[Recorded data]
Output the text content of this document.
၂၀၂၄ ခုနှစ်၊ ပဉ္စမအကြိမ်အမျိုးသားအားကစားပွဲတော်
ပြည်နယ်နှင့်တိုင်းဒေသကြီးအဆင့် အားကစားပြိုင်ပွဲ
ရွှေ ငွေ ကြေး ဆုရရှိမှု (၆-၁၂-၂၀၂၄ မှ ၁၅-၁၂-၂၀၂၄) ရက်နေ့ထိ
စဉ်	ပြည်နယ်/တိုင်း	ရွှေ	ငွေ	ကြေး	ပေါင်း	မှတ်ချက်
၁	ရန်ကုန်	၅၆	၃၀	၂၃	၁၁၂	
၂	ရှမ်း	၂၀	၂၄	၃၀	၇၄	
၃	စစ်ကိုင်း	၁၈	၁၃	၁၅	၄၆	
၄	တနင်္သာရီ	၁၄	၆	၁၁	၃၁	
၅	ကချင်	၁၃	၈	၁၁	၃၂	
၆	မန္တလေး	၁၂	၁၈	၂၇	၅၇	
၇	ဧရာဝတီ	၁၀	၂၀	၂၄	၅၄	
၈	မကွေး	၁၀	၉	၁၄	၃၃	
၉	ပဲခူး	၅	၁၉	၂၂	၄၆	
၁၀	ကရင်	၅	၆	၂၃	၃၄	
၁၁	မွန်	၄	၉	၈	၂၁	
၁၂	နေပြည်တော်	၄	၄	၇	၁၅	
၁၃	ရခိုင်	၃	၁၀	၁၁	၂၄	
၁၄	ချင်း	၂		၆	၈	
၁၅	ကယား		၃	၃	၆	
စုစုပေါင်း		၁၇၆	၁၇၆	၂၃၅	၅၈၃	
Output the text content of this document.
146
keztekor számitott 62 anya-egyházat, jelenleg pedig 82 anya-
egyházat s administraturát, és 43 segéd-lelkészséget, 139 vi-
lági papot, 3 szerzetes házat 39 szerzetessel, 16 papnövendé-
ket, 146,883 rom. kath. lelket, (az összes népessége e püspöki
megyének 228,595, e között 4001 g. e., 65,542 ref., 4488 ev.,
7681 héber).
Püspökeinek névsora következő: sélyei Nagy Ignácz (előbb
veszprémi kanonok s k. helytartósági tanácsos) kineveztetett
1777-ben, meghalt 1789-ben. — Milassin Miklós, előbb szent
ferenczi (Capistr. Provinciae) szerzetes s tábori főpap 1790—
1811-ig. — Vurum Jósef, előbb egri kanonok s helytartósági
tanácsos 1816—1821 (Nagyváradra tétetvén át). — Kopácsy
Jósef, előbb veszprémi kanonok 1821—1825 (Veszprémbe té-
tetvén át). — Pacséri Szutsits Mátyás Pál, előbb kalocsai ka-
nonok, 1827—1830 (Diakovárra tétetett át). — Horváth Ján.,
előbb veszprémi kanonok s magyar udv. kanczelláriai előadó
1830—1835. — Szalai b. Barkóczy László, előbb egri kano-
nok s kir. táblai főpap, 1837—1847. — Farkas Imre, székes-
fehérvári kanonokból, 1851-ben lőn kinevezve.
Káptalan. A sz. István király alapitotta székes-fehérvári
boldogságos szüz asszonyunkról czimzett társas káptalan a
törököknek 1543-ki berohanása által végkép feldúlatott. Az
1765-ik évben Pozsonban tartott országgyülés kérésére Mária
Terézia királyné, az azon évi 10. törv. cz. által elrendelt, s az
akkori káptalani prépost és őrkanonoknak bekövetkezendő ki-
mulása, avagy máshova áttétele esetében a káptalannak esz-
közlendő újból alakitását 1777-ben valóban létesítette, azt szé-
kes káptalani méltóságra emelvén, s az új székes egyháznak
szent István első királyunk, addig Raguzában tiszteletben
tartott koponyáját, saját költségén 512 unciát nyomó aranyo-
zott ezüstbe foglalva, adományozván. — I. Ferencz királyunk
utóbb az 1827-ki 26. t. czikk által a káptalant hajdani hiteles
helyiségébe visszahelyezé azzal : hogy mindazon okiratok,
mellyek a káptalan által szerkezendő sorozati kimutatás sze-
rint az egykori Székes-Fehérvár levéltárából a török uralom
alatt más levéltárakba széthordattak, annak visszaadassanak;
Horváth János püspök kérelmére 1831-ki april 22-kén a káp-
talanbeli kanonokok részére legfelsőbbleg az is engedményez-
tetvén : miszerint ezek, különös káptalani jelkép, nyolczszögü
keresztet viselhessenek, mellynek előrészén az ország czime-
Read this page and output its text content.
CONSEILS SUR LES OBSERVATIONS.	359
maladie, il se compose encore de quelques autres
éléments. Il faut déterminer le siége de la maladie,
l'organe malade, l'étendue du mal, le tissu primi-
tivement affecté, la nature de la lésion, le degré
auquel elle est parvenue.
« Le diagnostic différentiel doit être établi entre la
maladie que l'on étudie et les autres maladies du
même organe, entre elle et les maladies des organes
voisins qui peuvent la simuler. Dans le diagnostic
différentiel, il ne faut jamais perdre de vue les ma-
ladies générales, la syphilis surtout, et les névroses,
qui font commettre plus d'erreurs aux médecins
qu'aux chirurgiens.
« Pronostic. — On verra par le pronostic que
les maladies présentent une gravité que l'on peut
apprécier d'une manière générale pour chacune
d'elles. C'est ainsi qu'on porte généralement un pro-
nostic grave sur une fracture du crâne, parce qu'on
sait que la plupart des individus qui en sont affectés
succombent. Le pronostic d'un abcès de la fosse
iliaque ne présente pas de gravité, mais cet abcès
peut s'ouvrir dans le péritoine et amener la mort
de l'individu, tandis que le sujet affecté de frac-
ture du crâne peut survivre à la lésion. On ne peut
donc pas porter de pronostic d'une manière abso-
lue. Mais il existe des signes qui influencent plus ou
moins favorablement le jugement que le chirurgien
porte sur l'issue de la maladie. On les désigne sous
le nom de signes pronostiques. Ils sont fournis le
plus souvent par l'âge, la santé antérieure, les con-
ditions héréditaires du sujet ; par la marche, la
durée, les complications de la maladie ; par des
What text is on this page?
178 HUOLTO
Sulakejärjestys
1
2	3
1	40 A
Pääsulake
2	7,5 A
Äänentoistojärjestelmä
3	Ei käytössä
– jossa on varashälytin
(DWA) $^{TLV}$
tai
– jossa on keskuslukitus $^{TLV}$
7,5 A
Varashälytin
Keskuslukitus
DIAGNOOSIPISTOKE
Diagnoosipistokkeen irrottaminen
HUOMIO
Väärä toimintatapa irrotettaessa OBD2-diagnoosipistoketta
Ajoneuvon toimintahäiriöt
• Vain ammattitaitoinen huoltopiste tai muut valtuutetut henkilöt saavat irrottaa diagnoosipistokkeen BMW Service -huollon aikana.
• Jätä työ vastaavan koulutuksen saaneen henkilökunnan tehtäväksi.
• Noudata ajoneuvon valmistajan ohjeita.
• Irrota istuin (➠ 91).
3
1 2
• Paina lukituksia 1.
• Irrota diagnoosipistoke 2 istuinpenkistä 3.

Exercise: Write the data out again in full and exactly.

Worked answer:
Output the text content of this document.
၂၀၂၄ ခုနှစ်၊ ပဉ္စမအကြိမ်အမျိုးသားအားကစားပွဲတော်
ပြည်နယ်နှင့်တိုင်းဒေသကြီးအဆင့် အားကစားပြိုင်ပွဲ
ရွှေ ငွေ ကြေး ဆုရရှိမှု (၆-၁၂-၂၀၂၄ မှ ၁၅-၁၂-၂၀၂၄) ရက်နေ့ထိ
စဉ်	ပြည်နယ်/တိုင်း	ရွှေ	ငွေ	ကြေး	ပေါင်း	မှတ်ချက်
၁	ရန်ကုန်	၅၆	၃၀	၂၃	၁၁၂	
၂	ရှမ်း	၂၀	၂၄	၃၀	၇၄	
၃	စစ်ကိုင်း	၁၈	၁၃	၁၅	၄၆	
၄	တနင်္သာရီ	၁၄	၆	၁၁	၃၁	
၅	ကချင်	၁၃	၈	၁၁	၃၂	
၆	မန္တလေး	၁၂	၁၈	၂၇	၅၇	
၇	ဧရာဝတီ	၁၀	၂၀	၂၄	၅၄	
၈	မကွေး	၁၀	၉	၁၄	၃၃	
၉	ပဲခူး	၅	၁၉	၂၂	၄၆	
၁၀	ကရင်	၅	၆	၂၃	၃၄	
၁၁	မွန်	၄	၉	၈	၂၁	
၁၂	နေပြည်တော်	၄	၄	၇	၁၅	
၁၃	ရခိုင်	၃	၁၀	၁၁	၂၄	
၁၄	ချင်း	၂		၆	၈	
၁၅	ကယား		၃	၃	၆	
စုစုပေါင်း		၁၇၆	၁၇၆	၂၃၅	၅၈၃	
Output the text content of this document.
146
keztekor számitott 62 anya-egyházat, jelenleg pedig 82 anya-
egyházat s administraturát, és 43 segéd-lelkészséget, 139 vi-
lági papot, 3 szerzetes házat 39 szerzetessel, 16 papnövendé-
ket, 146,883 rom. kath. lelket, (az összes népessége e püspöki
megyének 228,595, e között 4001 g. e., 65,542 ref., 4488 ev.,
7681 héber).
Püspökeinek névsora következő: sélyei Nagy Ignácz (előbb
veszprémi kanonok s k. helytartósági tanácsos) kineveztetett
1777-ben, meghalt 1789-ben. — Milassin Miklós, előbb szent
ferenczi (Capistr. Provinciae) szerzetes s tábori főpap 1790—
1811-ig. — Vurum Jósef, előbb egri kanonok s helytartósági
tanácsos 1816—1821 (Nagyváradra tétetvén át). — Kopácsy
Jósef, előbb veszprémi kanonok 1821—1825 (Veszprémbe té-
tetvén át). — Pacséri Szutsits Mátyás Pál, előbb kalocsai ka-
nonok, 1827—1830 (Diakovárra tétetett át). — Horváth Ján.,
előbb veszprémi kanonok s magyar udv. kanczelláriai előadó
1830—1835. — Szalai b. Barkóczy László, előbb egri kano-
nok s kir. táblai főpap, 1837—1847. — Farkas Imre, székes-
fehérvári kanonokból, 1851-ben lőn kinevezve.
Káptalan. A sz. István király alapitotta székes-fehérvári
boldogságos szüz asszonyunkról czimzett társas káptalan a
törököknek 1543-ki berohanása által végkép feldúlatott. Az
1765-ik évben Pozsonban tartott országgyülés kérésére Mária
Terézia királyné, az azon évi 10. törv. cz. által elrendelt, s az
akkori káptalani prépost és őrkanonoknak bekövetkezendő ki-
mulása, avagy máshova áttétele esetében a káptalannak esz-
közlendő újból alakitását 1777-ben valóban létesítette, azt szé-
kes káptalani méltóságra emelvén, s az új székes egyháznak
szent István első királyunk, addig Raguzában tiszteletben
tartott koponyáját, saját költségén 512 unciát nyomó aranyo-
zott ezüstbe foglalva, adományozván. — I. Ferencz királyunk
utóbb az 1827-ki 26. t. czikk által a káptalant hajdani hiteles
helyiségébe visszahelyezé azzal : hogy mindazon okiratok,
mellyek a káptalan által szerkezendő sorozati kimutatás sze-
rint az egykori Székes-Fehérvár levéltárából a török uralom
alatt más levéltárakba széthordattak, annak visszaadassanak;
Horváth János püspök kérelmére 1831-ki april 22-kén a káp-
talanbeli kanonokok részére legfelsőbbleg az is engedményez-
tetvén : miszerint ezek, különös káptalani jelkép, nyolczszögü
keresztet viselhessenek, mellynek előrészén az ország czime-
Read this page and output its text content.
CONSEILS SUR LES OBSERVATIONS.	359
maladie, il se compose encore de quelques autres
éléments. Il faut déterminer le siége de la maladie,
l'organe malade, l'étendue du mal, le tissu primi-
tivement affecté, la nature de la lésion, le degré
auquel elle est parvenue.
« Le diagnostic différentiel doit être établi entre la
maladie que l'on étudie et les autres maladies du
même organe, entre elle et les maladies des organes
voisins qui peuvent la simuler. Dans le diagnostic
différentiel, il ne faut jamais perdre de vue les ma-
ladies générales, la syphilis surtout, et les névroses,
qui font commettre plus d'erreurs aux médecins
qu'aux chirurgiens.
« Pronostic. — On verra par le pronostic que
les maladies présentent une gravité que l'on peut
apprécier d'une manière générale pour chacune
d'elles. C'est ainsi qu'on porte généralement un pro-
nostic grave sur une fracture du crâne, parce qu'on
sait que la plupart des individus qui en sont affectés
succombent. Le pronostic d'un abcès de la fosse
iliaque ne présente pas de gravité, mais cet abcès
peut s'ouvrir dans le péritoine et amener la mort
de l'individu, tandis que le sujet affecté de frac-
ture du crâne peut survivre à la lésion. On ne peut
donc pas porter de pronostic d'une manière abso-
lue. Mais il existe des signes qui influencent plus ou
moins favorablement le jugement que le chirurgien
porte sur l'issue de la maladie. On les désigne sous
le nom de signes pronostiques. Ils sont fournis le
plus souvent par l'âge, la santé antérieure, les con-
ditions héréditaires du sujet ; par la marche, la
durée, les complications de la maladie ; par des
What text is on this page?
178 HUOLTO
Sulakejärjestys
1
2	3
1	40 A
Pääsulake
2	7,5 A
Äänentoistojärjestelmä
3	Ei käytössä
– jossa on varashälytin
(DWA) $^{TLV}$
tai
– jossa on keskuslukitus $^{TLV}$
7,5 A
Varashälytin
Keskuslukitus
DIAGNOOSIPISTOKE
Diagnoosipistokkeen irrottaminen
HUOMIO
Väärä toimintatapa irrotettaessa OBD2-diagnoosipistoketta
Ajoneuvon toimintahäiriöt
• Vain ammattitaitoinen huoltopiste tai muut valtuutetut henkilöt saavat irrottaa diagnoosipistokkeen BMW Service -huollon aikana.
• Jätä työ vastaavan koulutuksen saaneen henkilökunnan tehtäväksi.
• Noudata ajoneuvon valmistajan ohjeita.
• Irrota istuin (➠ 91).
3
1 2
• Paina lukituksia 1.
• Irrota diagnoosipistoke 2 istuinpenkistä 3.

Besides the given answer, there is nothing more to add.